> Listed records
^^^^^^^^^^^^^^^^

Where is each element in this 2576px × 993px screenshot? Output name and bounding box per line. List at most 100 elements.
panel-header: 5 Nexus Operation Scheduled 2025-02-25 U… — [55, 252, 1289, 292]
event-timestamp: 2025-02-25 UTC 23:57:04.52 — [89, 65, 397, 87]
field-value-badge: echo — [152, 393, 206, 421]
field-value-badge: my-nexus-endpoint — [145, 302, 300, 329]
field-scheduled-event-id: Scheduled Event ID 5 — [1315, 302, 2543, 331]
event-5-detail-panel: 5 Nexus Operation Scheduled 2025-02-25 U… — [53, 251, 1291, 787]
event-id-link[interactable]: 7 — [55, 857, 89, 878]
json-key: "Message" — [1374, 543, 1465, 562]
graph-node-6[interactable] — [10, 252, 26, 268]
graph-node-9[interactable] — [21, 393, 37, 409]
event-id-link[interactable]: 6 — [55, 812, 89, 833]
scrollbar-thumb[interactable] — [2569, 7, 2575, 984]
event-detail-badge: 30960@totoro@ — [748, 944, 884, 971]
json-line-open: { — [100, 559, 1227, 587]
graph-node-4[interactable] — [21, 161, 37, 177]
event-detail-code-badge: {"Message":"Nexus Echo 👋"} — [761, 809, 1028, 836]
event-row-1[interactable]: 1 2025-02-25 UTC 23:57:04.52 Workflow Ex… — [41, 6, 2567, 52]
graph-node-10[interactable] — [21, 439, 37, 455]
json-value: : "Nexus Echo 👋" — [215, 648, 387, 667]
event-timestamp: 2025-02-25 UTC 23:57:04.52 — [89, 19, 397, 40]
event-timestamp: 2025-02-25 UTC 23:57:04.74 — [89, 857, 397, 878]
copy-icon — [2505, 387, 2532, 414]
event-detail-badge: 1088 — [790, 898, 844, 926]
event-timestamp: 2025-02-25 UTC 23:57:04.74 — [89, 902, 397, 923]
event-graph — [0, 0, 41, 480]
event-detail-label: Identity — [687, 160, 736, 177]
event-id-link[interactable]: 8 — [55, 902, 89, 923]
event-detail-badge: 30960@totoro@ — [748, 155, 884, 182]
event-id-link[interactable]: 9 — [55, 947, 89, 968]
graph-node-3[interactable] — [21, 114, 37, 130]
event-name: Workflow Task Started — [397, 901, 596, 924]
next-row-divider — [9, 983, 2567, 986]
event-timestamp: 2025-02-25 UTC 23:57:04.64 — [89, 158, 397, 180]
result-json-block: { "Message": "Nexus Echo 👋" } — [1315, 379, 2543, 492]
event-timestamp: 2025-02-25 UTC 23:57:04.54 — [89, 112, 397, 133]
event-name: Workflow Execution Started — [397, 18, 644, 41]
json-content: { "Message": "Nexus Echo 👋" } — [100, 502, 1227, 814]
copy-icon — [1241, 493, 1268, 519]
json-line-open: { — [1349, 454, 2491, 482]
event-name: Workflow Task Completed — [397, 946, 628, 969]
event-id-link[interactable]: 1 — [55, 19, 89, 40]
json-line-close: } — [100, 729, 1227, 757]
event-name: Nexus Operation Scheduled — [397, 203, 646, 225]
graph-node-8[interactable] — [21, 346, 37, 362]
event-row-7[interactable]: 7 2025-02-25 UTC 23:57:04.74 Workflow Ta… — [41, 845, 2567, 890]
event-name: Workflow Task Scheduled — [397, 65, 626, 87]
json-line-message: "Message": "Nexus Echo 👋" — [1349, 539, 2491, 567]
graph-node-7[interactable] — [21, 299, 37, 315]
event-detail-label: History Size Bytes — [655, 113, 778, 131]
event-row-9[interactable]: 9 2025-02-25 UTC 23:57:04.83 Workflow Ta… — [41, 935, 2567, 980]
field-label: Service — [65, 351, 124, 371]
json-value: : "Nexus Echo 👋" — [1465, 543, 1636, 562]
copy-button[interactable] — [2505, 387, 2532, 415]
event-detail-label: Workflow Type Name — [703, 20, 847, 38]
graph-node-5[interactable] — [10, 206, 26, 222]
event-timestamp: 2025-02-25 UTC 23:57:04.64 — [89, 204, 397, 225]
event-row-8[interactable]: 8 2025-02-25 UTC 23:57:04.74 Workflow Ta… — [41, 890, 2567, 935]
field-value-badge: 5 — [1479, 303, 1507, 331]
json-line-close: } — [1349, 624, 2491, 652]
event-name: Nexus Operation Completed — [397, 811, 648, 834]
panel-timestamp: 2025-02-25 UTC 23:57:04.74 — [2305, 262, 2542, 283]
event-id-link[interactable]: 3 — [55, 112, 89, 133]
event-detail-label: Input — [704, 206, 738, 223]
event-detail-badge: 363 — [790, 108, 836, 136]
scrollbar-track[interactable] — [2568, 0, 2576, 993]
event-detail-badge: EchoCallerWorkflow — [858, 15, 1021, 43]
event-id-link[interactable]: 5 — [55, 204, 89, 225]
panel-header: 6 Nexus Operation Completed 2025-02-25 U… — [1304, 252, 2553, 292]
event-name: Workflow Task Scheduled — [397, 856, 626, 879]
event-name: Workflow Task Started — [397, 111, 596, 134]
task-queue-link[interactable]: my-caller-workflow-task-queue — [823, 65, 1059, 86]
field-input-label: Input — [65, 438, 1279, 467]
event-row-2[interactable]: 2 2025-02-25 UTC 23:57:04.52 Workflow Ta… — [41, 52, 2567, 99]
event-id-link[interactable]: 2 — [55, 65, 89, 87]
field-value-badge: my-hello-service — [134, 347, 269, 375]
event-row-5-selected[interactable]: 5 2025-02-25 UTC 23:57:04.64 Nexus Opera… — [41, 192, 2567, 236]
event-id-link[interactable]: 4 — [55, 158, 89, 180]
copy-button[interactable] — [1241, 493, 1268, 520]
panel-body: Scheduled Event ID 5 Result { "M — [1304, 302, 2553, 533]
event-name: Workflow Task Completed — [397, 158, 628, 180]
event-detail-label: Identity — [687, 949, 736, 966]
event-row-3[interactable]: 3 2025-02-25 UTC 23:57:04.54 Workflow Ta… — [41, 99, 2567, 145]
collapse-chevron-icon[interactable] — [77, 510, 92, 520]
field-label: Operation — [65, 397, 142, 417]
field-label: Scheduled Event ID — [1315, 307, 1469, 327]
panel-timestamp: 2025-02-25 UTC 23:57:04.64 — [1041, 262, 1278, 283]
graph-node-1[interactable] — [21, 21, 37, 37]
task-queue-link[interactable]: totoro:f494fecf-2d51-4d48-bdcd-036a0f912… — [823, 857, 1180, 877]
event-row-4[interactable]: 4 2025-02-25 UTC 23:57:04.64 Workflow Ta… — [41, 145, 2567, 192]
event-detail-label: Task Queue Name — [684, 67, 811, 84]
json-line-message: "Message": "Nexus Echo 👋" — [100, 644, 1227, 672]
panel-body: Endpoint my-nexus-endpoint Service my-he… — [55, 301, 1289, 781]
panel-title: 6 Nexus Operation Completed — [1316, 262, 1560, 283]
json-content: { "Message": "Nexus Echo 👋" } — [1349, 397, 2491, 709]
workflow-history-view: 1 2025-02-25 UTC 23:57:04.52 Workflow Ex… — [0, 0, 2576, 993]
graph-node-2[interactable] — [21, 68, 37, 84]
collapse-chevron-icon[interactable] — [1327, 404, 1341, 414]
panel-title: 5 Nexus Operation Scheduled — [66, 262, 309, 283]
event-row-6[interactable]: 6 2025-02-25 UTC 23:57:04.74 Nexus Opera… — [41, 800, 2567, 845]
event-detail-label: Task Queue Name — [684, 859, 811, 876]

^^^^^^^^^^^^^^^^

> Directive
Could you put the lines from the start of the material up to and including the line with "event-timestamp: 2025-02-25 UTC 23:57:04.52 — [89, 65, 397, 87]" into a JSON list of strings, one string per line, leaving out blank lines?

> Written response
[
  "Where is each element in this 2576px × 993px screenshot? Output name and bounding box per line. List at most 100 elements.",
  "panel-header: 5 Nexus Operation Scheduled 2025-02-25 U… — [55, 252, 1289, 292]",
  "event-timestamp: 2025-02-25 UTC 23:57:04.52 — [89, 65, 397, 87]"
]